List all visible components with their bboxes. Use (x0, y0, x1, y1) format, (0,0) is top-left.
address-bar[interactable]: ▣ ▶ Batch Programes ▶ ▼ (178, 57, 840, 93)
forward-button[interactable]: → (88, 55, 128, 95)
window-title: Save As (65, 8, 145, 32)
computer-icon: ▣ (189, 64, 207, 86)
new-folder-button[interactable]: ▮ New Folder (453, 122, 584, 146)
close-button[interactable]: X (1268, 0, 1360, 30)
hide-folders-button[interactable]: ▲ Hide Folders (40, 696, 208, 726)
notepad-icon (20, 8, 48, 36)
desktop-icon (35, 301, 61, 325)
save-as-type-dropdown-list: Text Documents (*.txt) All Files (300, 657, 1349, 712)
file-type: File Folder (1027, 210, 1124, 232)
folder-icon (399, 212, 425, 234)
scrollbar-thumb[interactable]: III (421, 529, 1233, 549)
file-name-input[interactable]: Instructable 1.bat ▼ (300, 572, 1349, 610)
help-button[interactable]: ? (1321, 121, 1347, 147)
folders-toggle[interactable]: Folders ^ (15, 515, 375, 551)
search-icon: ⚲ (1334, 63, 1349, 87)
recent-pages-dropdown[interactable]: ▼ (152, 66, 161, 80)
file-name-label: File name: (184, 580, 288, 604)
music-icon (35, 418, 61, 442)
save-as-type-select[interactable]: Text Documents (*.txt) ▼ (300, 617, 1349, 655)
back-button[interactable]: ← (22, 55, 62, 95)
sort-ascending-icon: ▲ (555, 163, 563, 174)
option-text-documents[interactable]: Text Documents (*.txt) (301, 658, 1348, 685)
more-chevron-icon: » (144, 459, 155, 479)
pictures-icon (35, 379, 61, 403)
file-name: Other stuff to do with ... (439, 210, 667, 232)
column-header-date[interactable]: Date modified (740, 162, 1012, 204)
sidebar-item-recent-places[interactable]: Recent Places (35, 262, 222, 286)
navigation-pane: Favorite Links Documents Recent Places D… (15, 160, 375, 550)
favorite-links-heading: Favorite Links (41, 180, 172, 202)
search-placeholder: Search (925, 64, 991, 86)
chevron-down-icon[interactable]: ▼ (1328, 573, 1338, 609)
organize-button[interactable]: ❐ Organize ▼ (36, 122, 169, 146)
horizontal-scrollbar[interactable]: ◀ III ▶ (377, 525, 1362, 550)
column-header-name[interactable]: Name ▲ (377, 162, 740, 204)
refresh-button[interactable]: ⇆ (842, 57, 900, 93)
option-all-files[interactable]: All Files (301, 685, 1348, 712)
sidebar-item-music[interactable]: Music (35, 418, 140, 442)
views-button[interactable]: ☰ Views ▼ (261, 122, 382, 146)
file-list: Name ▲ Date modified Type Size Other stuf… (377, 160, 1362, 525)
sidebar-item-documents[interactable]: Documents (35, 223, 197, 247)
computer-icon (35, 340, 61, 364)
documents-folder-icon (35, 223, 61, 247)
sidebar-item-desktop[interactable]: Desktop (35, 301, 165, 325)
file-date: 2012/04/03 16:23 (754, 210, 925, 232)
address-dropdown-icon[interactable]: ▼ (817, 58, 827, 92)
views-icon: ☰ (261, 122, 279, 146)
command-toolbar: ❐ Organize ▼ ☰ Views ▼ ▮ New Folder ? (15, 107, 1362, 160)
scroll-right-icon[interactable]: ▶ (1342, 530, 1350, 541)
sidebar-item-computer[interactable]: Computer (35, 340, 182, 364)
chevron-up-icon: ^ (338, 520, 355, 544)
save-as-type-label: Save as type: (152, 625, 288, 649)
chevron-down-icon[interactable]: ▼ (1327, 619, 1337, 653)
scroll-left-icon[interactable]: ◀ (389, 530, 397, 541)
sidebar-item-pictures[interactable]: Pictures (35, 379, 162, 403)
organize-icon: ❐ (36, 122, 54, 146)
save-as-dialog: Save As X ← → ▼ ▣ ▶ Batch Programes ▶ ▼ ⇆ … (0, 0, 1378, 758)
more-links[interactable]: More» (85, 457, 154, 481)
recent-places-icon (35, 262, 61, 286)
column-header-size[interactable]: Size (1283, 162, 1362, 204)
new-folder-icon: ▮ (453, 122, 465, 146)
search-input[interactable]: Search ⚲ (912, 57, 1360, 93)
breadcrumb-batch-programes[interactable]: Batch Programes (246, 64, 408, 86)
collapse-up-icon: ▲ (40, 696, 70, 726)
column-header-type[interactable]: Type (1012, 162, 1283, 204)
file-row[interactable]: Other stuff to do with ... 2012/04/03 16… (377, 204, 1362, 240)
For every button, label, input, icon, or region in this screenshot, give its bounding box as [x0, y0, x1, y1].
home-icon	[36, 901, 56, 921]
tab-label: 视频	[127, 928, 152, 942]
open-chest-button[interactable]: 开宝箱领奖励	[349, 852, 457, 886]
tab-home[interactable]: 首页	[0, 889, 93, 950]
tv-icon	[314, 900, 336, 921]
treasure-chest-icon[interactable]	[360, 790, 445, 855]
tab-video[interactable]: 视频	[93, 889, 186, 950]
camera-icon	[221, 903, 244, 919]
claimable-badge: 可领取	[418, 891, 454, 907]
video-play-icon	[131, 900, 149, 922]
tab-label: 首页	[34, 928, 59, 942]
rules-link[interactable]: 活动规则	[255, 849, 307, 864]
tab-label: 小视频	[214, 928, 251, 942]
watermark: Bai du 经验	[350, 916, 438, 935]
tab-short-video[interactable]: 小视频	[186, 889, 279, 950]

**Task details**
Please collect each row above that contains the string "option" and copy those rows in full. Case counts, so match only that exact capitalization.

**Task output**
option-text-documents[interactable]: Text Documents (*.txt) (301, 658, 1348, 685)
option-all-files[interactable]: All Files (301, 685, 1348, 712)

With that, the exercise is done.